##### RECORDS TO PROCESS

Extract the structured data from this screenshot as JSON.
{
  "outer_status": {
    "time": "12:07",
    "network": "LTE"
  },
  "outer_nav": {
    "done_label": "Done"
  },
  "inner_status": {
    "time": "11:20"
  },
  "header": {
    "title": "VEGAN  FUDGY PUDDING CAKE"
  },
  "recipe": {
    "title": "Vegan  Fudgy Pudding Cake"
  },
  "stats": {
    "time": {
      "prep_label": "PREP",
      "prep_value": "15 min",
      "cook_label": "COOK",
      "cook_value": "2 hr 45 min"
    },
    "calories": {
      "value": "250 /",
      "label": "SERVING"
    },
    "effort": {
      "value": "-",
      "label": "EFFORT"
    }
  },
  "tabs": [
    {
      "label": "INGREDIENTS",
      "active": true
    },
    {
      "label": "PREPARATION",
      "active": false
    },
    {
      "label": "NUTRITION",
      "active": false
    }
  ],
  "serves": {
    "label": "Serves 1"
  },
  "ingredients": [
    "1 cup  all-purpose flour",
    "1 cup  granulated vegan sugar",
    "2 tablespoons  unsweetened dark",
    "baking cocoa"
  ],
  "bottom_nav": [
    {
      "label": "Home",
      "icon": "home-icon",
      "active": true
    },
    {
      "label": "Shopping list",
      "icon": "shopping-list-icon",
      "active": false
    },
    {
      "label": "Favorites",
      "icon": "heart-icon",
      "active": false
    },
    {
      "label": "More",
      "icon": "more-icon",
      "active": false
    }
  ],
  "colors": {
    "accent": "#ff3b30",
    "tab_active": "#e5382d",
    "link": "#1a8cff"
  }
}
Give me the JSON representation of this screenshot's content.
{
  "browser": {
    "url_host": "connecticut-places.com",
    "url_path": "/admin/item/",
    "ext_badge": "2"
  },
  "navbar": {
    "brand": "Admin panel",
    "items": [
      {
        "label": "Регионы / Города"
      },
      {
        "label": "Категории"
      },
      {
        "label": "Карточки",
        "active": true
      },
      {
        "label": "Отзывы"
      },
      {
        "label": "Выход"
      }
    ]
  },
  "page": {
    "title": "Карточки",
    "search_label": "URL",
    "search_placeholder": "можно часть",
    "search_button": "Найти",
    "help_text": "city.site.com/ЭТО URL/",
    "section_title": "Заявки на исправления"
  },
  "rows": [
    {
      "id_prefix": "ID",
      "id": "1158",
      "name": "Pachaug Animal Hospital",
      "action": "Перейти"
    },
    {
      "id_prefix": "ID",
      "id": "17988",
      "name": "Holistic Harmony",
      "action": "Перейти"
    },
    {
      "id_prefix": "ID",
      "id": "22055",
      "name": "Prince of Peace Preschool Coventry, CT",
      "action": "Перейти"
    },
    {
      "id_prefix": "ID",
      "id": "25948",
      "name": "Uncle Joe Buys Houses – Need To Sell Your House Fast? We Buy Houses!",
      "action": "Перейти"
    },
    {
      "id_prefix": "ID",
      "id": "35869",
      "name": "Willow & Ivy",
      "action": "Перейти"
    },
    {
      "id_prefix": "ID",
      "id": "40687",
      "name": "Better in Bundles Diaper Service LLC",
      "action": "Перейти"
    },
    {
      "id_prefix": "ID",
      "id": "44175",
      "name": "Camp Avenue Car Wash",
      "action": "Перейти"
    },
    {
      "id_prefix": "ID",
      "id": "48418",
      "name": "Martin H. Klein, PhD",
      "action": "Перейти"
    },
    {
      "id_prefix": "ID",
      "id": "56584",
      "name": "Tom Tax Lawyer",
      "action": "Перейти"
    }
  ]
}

##########

REQUIREMENT: Print all the data exactly.

WORKED ANSWER:
Extract the structured data from this screenshot as JSON.
{
  "outer_status": {
    "time": "12:07",
    "network": "LTE"
  },
  "outer_nav": {
    "done_label": "Done"
  },
  "inner_status": {
    "time": "11:20"
  },
  "header": {
    "title": "VEGAN  FUDGY PUDDING CAKE"
  },
  "recipe": {
    "title": "Vegan  Fudgy Pudding Cake"
  },
  "stats": {
    "time": {
      "prep_label": "PREP",
      "prep_value": "15 min",
      "cook_label": "COOK",
      "cook_value": "2 hr 45 min"
    },
    "calories": {
      "value": "250 /",
      "label": "SERVING"
    },
    "effort": {
      "value": "-",
      "label": "EFFORT"
    }
  },
  "tabs": [
    {
      "label": "INGREDIENTS",
      "active": true
    },
    {
      "label": "PREPARATION",
      "active": false
    },
    {
      "label": "NUTRITION",
      "active": false
    }
  ],
  "serves": {
    "label": "Serves 1"
  },
  "ingredients": [
    "1 cup  all-purpose flour",
    "1 cup  granulated vegan sugar",
    "2 tablespoons  unsweetened dark",
    "baking cocoa"
  ],
  "bottom_nav": [
    {
      "label": "Home",
      "icon": "home-icon",
      "active": true
    },
    {
      "label": "Shopping list",
      "icon": "shopping-list-icon",
      "active": false
    },
    {
      "label": "Favorites",
      "icon": "heart-icon",
      "active": false
    },
    {
      "label": "More",
      "icon": "more-icon",
      "active": false
    }
  ],
  "colors": {
    "accent": "#ff3b30",
    "tab_active": "#e5382d",
    "link": "#1a8cff"
  }
}
Give me the JSON representation of this screenshot's content.
{
  "browser": {
    "url_host": "connecticut-places.com",
    "url_path": "/admin/item/",
    "ext_badge": "2"
  },
  "navbar": {
    "brand": "Admin panel",
    "items": [
      {
        "label": "Регионы / Города"
      },
      {
        "label": "Категории"
      },
      {
        "label": "Карточки",
        "active": true
      },
      {
        "label": "Отзывы"
      },
      {
        "label": "Выход"
      }
    ]
  },
  "page": {
    "title": "Карточки",
    "search_label": "URL",
    "search_placeholder": "можно часть",
    "search_button": "Найти",
    "help_text": "city.site.com/ЭТО URL/",
    "section_title": "Заявки на исправления"
  },
  "rows": [
    {
      "id_prefix": "ID",
      "id": "1158",
      "name": "Pachaug Animal Hospital",
      "action": "Перейти"
    },
    {
      "id_prefix": "ID",
      "id": "17988",
      "name": "Holistic Harmony",
      "action": "Перейти"
    },
    {
      "id_prefix": "ID",
      "id": "22055",
      "name": "Prince of Peace Preschool Coventry, CT",
      "action": "Перейти"
    },
    {
      "id_prefix": "ID",
      "id": "25948",
      "name": "Uncle Joe Buys Houses – Need To Sell Your House Fast? We Buy Houses!",
      "action": "Перейти"
    },
    {
      "id_prefix": "ID",
      "id": "35869",
      "name": "Willow & Ivy",
      "action": "Перейти"
    },
    {
      "id_prefix": "ID",
      "id": "40687",
      "name": "Better in Bundles Diaper Service LLC",
      "action": "Перейти"
    },
    {
      "id_prefix": "ID",
      "id": "44175",
      "name": "Camp Avenue Car Wash",
      "action": "Перейти"
    },
    {
      "id_prefix": "ID",
      "id": "48418",
      "name": "Martin H. Klein, PhD",
      "action": "Перейти"
    },
    {
      "id_prefix": "ID",
      "id": "56584",
      "name": "Tom Tax Lawyer",
      "action": "Перейти"
    }
  ]
}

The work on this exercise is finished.